## [What the exercise asks]
Print each line exactly as it is given.

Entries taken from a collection
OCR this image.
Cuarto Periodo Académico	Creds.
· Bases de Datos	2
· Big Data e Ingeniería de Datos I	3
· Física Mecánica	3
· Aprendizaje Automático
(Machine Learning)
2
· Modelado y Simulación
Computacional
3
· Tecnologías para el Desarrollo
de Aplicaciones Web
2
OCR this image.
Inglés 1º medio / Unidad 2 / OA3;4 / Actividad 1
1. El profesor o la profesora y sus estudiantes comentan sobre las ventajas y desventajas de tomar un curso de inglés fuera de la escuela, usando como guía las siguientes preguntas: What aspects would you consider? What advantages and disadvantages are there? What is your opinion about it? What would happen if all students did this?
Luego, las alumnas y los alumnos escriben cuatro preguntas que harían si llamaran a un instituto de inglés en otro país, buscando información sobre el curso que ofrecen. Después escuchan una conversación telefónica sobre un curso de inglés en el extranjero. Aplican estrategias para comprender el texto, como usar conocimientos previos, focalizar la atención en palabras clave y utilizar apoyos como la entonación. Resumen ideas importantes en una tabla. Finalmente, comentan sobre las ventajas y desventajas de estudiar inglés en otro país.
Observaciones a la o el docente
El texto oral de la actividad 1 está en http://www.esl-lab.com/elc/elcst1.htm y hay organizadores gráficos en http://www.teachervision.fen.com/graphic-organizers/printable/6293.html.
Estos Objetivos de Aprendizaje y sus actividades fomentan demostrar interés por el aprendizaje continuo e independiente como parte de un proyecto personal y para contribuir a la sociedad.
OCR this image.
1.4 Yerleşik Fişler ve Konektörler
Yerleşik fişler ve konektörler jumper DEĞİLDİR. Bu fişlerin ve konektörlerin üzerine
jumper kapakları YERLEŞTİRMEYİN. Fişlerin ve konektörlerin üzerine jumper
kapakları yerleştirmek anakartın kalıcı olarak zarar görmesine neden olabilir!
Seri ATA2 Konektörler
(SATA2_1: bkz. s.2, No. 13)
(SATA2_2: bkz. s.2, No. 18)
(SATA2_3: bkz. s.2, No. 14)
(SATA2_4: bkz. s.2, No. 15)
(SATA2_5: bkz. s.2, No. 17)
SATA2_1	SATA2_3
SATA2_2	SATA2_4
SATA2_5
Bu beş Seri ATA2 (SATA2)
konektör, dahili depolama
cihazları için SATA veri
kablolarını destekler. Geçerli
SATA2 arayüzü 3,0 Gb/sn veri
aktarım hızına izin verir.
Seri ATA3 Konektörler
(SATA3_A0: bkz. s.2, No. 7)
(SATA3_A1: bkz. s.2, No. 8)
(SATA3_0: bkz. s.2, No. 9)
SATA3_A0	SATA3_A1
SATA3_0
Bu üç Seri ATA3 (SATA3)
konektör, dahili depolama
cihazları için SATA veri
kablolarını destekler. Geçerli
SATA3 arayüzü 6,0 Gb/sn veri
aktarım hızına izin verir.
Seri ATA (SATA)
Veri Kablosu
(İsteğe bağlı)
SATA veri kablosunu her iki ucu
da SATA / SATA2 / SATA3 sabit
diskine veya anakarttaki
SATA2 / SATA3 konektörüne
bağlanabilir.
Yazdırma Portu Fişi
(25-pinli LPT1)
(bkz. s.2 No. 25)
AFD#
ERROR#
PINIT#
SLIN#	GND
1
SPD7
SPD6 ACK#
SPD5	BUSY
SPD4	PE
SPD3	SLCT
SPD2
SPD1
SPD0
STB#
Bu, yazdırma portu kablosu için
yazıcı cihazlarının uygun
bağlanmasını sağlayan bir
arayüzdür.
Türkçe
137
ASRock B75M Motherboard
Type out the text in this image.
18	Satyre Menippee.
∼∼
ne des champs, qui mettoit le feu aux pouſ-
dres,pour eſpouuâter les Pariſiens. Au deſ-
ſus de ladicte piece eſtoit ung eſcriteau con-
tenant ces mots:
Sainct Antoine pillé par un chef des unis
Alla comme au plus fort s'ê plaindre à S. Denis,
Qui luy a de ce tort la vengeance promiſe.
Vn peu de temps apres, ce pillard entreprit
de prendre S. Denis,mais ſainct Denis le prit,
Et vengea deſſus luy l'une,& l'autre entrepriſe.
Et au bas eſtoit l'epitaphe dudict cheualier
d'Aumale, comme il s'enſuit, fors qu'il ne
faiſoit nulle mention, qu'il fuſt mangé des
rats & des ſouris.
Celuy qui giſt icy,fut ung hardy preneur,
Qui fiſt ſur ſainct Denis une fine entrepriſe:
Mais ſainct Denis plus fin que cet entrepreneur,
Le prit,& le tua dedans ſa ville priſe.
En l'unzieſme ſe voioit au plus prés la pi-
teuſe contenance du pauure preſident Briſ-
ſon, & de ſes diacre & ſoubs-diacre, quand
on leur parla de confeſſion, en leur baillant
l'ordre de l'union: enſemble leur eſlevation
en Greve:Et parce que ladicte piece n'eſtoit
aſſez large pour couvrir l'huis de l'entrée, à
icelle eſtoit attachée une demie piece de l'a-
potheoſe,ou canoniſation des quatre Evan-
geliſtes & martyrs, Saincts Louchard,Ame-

## [Output below]
OCR this image.
Cuarto Periodo Académico	Creds.
· Bases de Datos	2
· Big Data e Ingeniería de Datos I	3
· Física Mecánica	3
· Aprendizaje Automático
(Machine Learning)
2
· Modelado y Simulación
Computacional
3
· Tecnologías para el Desarrollo
de Aplicaciones Web
2
OCR this image.
Inglés 1º medio / Unidad 2 / OA3;4 / Actividad 1
1. El profesor o la profesora y sus estudiantes comentan sobre las ventajas y desventajas de tomar un curso de inglés fuera de la escuela, usando como guía las siguientes preguntas: What aspects would you consider? What advantages and disadvantages are there? What is your opinion about it? What would happen if all students did this?
Luego, las alumnas y los alumnos escriben cuatro preguntas que harían si llamaran a un instituto de inglés en otro país, buscando información sobre el curso que ofrecen. Después escuchan una conversación telefónica sobre un curso de inglés en el extranjero. Aplican estrategias para comprender el texto, como usar conocimientos previos, focalizar la atención en palabras clave y utilizar apoyos como la entonación. Resumen ideas importantes en una tabla. Finalmente, comentan sobre las ventajas y desventajas de estudiar inglés en otro país.
Observaciones a la o el docente
El texto oral de la actividad 1 está en http://www.esl-lab.com/elc/elcst1.htm y hay organizadores gráficos en http://www.teachervision.fen.com/graphic-organizers/printable/6293.html.
Estos Objetivos de Aprendizaje y sus actividades fomentan demostrar interés por el aprendizaje continuo e independiente como parte de un proyecto personal y para contribuir a la sociedad.
OCR this image.
1.4 Yerleşik Fişler ve Konektörler
Yerleşik fişler ve konektörler jumper DEĞİLDİR. Bu fişlerin ve konektörlerin üzerine
jumper kapakları YERLEŞTİRMEYİN. Fişlerin ve konektörlerin üzerine jumper
kapakları yerleştirmek anakartın kalıcı olarak zarar görmesine neden olabilir!
Seri ATA2 Konektörler
(SATA2_1: bkz. s.2, No. 13)
(SATA2_2: bkz. s.2, No. 18)
(SATA2_3: bkz. s.2, No. 14)
(SATA2_4: bkz. s.2, No. 15)
(SATA2_5: bkz. s.2, No. 17)
SATA2_1	SATA2_3
SATA2_2	SATA2_4
SATA2_5
Bu beş Seri ATA2 (SATA2)
konektör, dahili depolama
cihazları için SATA veri
kablolarını destekler. Geçerli
SATA2 arayüzü 3,0 Gb/sn veri
aktarım hızına izin verir.
Seri ATA3 Konektörler
(SATA3_A0: bkz. s.2, No. 7)
(SATA3_A1: bkz. s.2, No. 8)
(SATA3_0: bkz. s.2, No. 9)
SATA3_A0	SATA3_A1
SATA3_0
Bu üç Seri ATA3 (SATA3)
konektör, dahili depolama
cihazları için SATA veri
kablolarını destekler. Geçerli
SATA3 arayüzü 6,0 Gb/sn veri
aktarım hızına izin verir.
Seri ATA (SATA)
Veri Kablosu
(İsteğe bağlı)
SATA veri kablosunu her iki ucu
da SATA / SATA2 / SATA3 sabit
diskine veya anakarttaki
SATA2 / SATA3 konektörüne
bağlanabilir.
Yazdırma Portu Fişi
(25-pinli LPT1)
(bkz. s.2 No. 25)
AFD#
ERROR#
PINIT#
SLIN#	GND
1
SPD7
SPD6 ACK#
SPD5	BUSY
SPD4	PE
SPD3	SLCT
SPD2
SPD1
SPD0
STB#
Bu, yazdırma portu kablosu için
yazıcı cihazlarının uygun
bağlanmasını sağlayan bir
arayüzdür.
Türkçe
137
ASRock B75M Motherboard
Type out the text in this image.
18	Satyre Menippee.
∼∼
ne des champs, qui mettoit le feu aux pouſ-
dres,pour eſpouuâter les Pariſiens. Au deſ-
ſus de ladicte piece eſtoit ung eſcriteau con-
tenant ces mots:
Sainct Antoine pillé par un chef des unis
Alla comme au plus fort s'ê plaindre à S. Denis,
Qui luy a de ce tort la vengeance promiſe.
Vn peu de temps apres, ce pillard entreprit
de prendre S. Denis,mais ſainct Denis le prit,
Et vengea deſſus luy l'une,& l'autre entrepriſe.
Et au bas eſtoit l'epitaphe dudict cheualier
d'Aumale, comme il s'enſuit, fors qu'il ne
faiſoit nulle mention, qu'il fuſt mangé des
rats & des ſouris.
Celuy qui giſt icy,fut ung hardy preneur,
Qui fiſt ſur ſainct Denis une fine entrepriſe:
Mais ſainct Denis plus fin que cet entrepreneur,
Le prit,& le tua dedans ſa ville priſe.
En l'unzieſme ſe voioit au plus prés la pi-
teuſe contenance du pauure preſident Briſ-
ſon, & de ſes diacre & ſoubs-diacre, quand
on leur parla de confeſſion, en leur baillant
l'ordre de l'union: enſemble leur eſlevation
en Greve:Et parce que ladicte piece n'eſtoit
aſſez large pour couvrir l'huis de l'entrée, à
icelle eſtoit attachée une demie piece de l'a-
potheoſe,ou canoniſation des quatre Evan-
geliſtes & martyrs, Saincts Louchard,Ame-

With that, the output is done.